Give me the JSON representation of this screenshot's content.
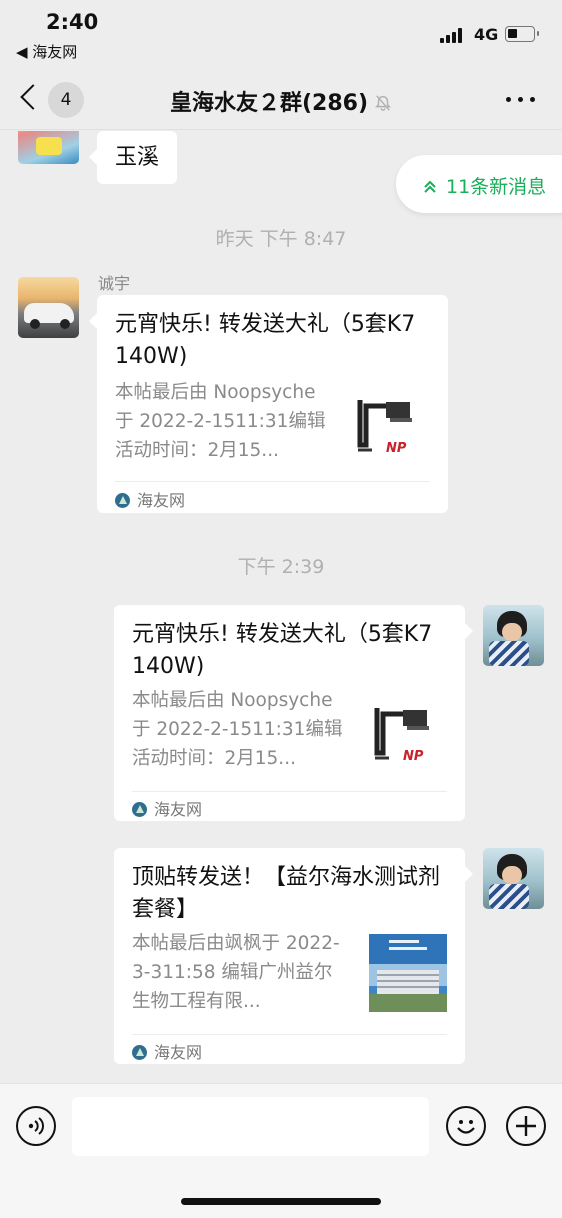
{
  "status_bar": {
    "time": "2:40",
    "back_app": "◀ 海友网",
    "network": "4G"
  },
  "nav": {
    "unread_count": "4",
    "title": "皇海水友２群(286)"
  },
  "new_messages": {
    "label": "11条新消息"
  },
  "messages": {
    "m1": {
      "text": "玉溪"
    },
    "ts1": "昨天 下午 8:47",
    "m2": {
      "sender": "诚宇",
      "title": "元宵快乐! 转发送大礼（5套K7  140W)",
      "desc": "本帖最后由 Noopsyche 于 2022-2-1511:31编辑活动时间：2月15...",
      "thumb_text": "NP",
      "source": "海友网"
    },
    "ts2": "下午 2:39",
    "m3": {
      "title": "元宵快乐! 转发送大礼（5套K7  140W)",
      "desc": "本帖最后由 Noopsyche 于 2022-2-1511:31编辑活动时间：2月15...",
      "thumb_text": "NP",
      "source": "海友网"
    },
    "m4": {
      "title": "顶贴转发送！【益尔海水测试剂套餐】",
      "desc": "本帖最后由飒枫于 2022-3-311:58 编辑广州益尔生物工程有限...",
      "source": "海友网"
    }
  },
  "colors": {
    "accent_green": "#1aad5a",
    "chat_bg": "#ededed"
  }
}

--

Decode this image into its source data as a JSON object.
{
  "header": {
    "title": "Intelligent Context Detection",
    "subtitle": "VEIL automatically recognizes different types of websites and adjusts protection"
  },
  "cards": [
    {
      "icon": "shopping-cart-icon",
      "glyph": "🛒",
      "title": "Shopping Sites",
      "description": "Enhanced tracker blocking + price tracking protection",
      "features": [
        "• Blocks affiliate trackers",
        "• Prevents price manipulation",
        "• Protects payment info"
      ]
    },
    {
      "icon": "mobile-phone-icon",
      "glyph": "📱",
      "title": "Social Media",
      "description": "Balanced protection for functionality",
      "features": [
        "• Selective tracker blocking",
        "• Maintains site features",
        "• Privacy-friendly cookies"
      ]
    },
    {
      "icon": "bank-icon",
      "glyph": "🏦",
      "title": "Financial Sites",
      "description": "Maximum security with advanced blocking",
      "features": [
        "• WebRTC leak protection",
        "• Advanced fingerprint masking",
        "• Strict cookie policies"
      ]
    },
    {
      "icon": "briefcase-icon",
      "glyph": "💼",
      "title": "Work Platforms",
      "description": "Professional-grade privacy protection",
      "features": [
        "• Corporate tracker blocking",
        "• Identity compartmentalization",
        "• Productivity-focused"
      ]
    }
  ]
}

**INSTRUCTION:** Check each line of the records for the word "this" and extract those that contain it.

**EXERCISE ANSWER:**
Give me the JSON representation of this screenshot's content.
Decode this image into its source data as a JSON object.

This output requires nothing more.